**RECORDS SUPPLIED**.
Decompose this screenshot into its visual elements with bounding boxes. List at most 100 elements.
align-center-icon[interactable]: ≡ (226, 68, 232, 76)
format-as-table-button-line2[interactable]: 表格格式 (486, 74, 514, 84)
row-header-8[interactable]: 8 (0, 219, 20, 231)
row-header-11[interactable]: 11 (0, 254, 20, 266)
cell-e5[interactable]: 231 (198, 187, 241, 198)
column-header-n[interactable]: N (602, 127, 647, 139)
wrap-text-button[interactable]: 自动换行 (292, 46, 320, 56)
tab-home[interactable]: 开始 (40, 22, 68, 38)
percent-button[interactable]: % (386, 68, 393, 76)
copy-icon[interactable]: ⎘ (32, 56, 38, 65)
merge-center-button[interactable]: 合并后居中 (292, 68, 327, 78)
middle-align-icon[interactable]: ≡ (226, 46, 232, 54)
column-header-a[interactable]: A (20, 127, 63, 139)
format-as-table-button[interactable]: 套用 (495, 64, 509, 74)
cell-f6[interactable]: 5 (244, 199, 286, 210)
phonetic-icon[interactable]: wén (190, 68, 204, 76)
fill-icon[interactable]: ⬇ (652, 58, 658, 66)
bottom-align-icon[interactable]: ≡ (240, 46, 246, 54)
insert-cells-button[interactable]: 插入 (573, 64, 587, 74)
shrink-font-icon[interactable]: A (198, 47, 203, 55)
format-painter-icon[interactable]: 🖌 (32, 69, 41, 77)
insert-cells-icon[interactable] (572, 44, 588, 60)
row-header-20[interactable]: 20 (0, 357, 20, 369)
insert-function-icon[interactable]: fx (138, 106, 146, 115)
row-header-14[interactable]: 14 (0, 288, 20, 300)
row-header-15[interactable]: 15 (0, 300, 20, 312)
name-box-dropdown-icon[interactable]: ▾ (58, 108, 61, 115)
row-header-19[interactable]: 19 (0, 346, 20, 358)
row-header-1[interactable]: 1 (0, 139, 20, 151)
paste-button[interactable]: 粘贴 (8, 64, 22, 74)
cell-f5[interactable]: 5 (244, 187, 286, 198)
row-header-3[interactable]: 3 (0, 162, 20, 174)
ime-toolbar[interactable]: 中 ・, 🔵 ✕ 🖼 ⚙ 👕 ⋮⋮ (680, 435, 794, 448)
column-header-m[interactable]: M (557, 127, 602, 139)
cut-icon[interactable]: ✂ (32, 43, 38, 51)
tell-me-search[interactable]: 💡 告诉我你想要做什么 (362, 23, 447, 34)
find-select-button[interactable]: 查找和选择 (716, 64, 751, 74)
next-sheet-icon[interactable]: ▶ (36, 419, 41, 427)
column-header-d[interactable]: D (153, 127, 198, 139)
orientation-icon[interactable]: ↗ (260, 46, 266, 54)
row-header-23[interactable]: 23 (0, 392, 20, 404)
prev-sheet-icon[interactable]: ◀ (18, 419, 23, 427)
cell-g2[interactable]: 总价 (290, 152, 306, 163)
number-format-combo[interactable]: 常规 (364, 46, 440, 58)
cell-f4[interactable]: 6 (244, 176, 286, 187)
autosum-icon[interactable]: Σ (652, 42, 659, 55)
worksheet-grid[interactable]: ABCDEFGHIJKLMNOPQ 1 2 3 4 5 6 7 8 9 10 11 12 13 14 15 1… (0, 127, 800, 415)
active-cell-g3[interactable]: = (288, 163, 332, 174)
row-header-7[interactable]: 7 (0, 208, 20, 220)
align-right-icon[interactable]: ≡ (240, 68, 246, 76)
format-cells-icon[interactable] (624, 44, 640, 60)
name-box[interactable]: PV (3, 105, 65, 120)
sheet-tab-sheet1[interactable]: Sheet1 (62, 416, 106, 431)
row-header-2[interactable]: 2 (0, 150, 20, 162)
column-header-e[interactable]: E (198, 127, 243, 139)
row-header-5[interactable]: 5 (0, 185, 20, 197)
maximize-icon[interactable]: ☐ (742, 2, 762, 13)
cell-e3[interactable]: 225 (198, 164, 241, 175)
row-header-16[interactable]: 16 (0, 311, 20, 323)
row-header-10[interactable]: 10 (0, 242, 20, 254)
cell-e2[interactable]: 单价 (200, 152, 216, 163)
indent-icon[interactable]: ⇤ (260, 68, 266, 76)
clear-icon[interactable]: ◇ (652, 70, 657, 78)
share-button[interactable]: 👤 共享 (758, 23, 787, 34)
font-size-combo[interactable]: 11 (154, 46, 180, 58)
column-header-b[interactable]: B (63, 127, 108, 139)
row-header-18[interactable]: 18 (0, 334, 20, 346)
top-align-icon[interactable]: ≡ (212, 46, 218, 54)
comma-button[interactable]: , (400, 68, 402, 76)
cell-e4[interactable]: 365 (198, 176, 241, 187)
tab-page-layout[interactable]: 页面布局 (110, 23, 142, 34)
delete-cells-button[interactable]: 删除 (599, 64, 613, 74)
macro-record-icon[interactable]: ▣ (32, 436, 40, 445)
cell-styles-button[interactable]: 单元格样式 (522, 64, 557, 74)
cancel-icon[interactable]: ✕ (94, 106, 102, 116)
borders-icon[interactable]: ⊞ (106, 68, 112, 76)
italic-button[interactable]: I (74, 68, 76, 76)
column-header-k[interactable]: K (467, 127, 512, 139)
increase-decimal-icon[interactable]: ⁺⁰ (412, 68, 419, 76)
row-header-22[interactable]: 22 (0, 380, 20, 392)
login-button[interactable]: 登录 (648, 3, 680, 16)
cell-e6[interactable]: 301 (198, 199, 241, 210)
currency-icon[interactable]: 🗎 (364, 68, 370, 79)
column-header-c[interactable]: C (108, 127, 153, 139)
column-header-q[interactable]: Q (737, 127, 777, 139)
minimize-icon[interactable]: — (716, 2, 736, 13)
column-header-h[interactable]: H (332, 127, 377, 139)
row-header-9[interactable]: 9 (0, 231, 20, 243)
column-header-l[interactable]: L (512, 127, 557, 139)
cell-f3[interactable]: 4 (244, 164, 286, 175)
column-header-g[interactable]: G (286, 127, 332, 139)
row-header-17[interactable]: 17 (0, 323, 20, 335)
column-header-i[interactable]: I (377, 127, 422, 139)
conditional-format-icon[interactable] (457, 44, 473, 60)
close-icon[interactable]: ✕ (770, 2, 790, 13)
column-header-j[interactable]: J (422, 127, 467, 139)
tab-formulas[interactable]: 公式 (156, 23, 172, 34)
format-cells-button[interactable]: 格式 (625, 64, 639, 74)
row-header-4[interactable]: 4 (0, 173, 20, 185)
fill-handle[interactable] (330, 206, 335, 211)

**EXERCISE**. Duplicate every line of the listing above with no changes at all.

**COMPLETE OUTPUT**.
Decompose this screenshot into its visual elements with bounding boxes. List at most 100 elements.
align-center-icon[interactable]: ≡ (226, 68, 232, 76)
format-as-table-button-line2[interactable]: 表格格式 (486, 74, 514, 84)
row-header-8[interactable]: 8 (0, 219, 20, 231)
row-header-11[interactable]: 11 (0, 254, 20, 266)
cell-e5[interactable]: 231 (198, 187, 241, 198)
column-header-n[interactable]: N (602, 127, 647, 139)
wrap-text-button[interactable]: 自动换行 (292, 46, 320, 56)
tab-home[interactable]: 开始 (40, 22, 68, 38)
percent-button[interactable]: % (386, 68, 393, 76)
copy-icon[interactable]: ⎘ (32, 56, 38, 65)
merge-center-button[interactable]: 合并后居中 (292, 68, 327, 78)
middle-align-icon[interactable]: ≡ (226, 46, 232, 54)
column-header-a[interactable]: A (20, 127, 63, 139)
format-as-table-button[interactable]: 套用 (495, 64, 509, 74)
cell-f6[interactable]: 5 (244, 199, 286, 210)
phonetic-icon[interactable]: wén (190, 68, 204, 76)
fill-icon[interactable]: ⬇ (652, 58, 658, 66)
bottom-align-icon[interactable]: ≡ (240, 46, 246, 54)
insert-cells-button[interactable]: 插入 (573, 64, 587, 74)
shrink-font-icon[interactable]: A (198, 47, 203, 55)
format-painter-icon[interactable]: 🖌 (32, 69, 41, 77)
insert-cells-icon[interactable] (572, 44, 588, 60)
row-header-20[interactable]: 20 (0, 357, 20, 369)
insert-function-icon[interactable]: fx (138, 106, 146, 115)
row-header-14[interactable]: 14 (0, 288, 20, 300)
row-header-15[interactable]: 15 (0, 300, 20, 312)
name-box-dropdown-icon[interactable]: ▾ (58, 108, 61, 115)
row-header-19[interactable]: 19 (0, 346, 20, 358)
row-header-1[interactable]: 1 (0, 139, 20, 151)
paste-button[interactable]: 粘贴 (8, 64, 22, 74)
cell-f5[interactable]: 5 (244, 187, 286, 198)
row-header-3[interactable]: 3 (0, 162, 20, 174)
ime-toolbar[interactable]: 中 ・, 🔵 ✕ 🖼 ⚙ 👕 ⋮⋮ (680, 435, 794, 448)
column-header-m[interactable]: M (557, 127, 602, 139)
cut-icon[interactable]: ✂ (32, 43, 38, 51)
tell-me-search[interactable]: 💡 告诉我你想要做什么 (362, 23, 447, 34)
find-select-button[interactable]: 查找和选择 (716, 64, 751, 74)
next-sheet-icon[interactable]: ▶ (36, 419, 41, 427)
column-header-d[interactable]: D (153, 127, 198, 139)
orientation-icon[interactable]: ↗ (260, 46, 266, 54)
row-header-23[interactable]: 23 (0, 392, 20, 404)
prev-sheet-icon[interactable]: ◀ (18, 419, 23, 427)
cell-g2[interactable]: 总价 (290, 152, 306, 163)
number-format-combo[interactable]: 常规 (364, 46, 440, 58)
cell-f4[interactable]: 6 (244, 176, 286, 187)
autosum-icon[interactable]: Σ (652, 42, 659, 55)
worksheet-grid[interactable]: ABCDEFGHIJKLMNOPQ 1 2 3 4 5 6 7 8 9 10 11 12 13 14 15 1… (0, 127, 800, 415)
active-cell-g3[interactable]: = (288, 163, 332, 174)
row-header-7[interactable]: 7 (0, 208, 20, 220)
align-right-icon[interactable]: ≡ (240, 68, 246, 76)
format-cells-icon[interactable] (624, 44, 640, 60)
name-box[interactable]: PV (3, 105, 65, 120)
sheet-tab-sheet1[interactable]: Sheet1 (62, 416, 106, 431)
row-header-2[interactable]: 2 (0, 150, 20, 162)
column-header-e[interactable]: E (198, 127, 243, 139)
row-header-5[interactable]: 5 (0, 185, 20, 197)
maximize-icon[interactable]: ☐ (742, 2, 762, 13)
cell-e3[interactable]: 225 (198, 164, 241, 175)
row-header-16[interactable]: 16 (0, 311, 20, 323)
row-header-10[interactable]: 10 (0, 242, 20, 254)
cell-e2[interactable]: 单价 (200, 152, 216, 163)
indent-icon[interactable]: ⇤ (260, 68, 266, 76)
clear-icon[interactable]: ◇ (652, 70, 657, 78)
share-button[interactable]: 👤 共享 (758, 23, 787, 34)
font-size-combo[interactable]: 11 (154, 46, 180, 58)
column-header-b[interactable]: B (63, 127, 108, 139)
row-header-18[interactable]: 18 (0, 334, 20, 346)
top-align-icon[interactable]: ≡ (212, 46, 218, 54)
comma-button[interactable]: , (400, 68, 402, 76)
cell-e4[interactable]: 365 (198, 176, 241, 187)
tab-page-layout[interactable]: 页面布局 (110, 23, 142, 34)
delete-cells-button[interactable]: 删除 (599, 64, 613, 74)
macro-record-icon[interactable]: ▣ (32, 436, 40, 445)
cell-styles-button[interactable]: 单元格样式 (522, 64, 557, 74)
cancel-icon[interactable]: ✕ (94, 106, 102, 116)
borders-icon[interactable]: ⊞ (106, 68, 112, 76)
italic-button[interactable]: I (74, 68, 76, 76)
column-header-k[interactable]: K (467, 127, 512, 139)
increase-decimal-icon[interactable]: ⁺⁰ (412, 68, 419, 76)
row-header-22[interactable]: 22 (0, 380, 20, 392)
login-button[interactable]: 登录 (648, 3, 680, 16)
cell-e6[interactable]: 301 (198, 199, 241, 210)
currency-icon[interactable]: 🗎 (364, 68, 370, 79)
column-header-c[interactable]: C (108, 127, 153, 139)
column-header-q[interactable]: Q (737, 127, 777, 139)
minimize-icon[interactable]: — (716, 2, 736, 13)
column-header-h[interactable]: H (332, 127, 377, 139)
row-header-9[interactable]: 9 (0, 231, 20, 243)
column-header-l[interactable]: L (512, 127, 557, 139)
cell-f3[interactable]: 4 (244, 164, 286, 175)
column-header-g[interactable]: G (286, 127, 332, 139)
row-header-17[interactable]: 17 (0, 323, 20, 335)
column-header-i[interactable]: I (377, 127, 422, 139)
conditional-format-icon[interactable] (457, 44, 473, 60)
close-icon[interactable]: ✕ (770, 2, 790, 13)
column-header-j[interactable]: J (422, 127, 467, 139)
tab-formulas[interactable]: 公式 (156, 23, 172, 34)
format-cells-button[interactable]: 格式 (625, 64, 639, 74)
row-header-4[interactable]: 4 (0, 173, 20, 185)
fill-handle[interactable] (330, 206, 335, 211)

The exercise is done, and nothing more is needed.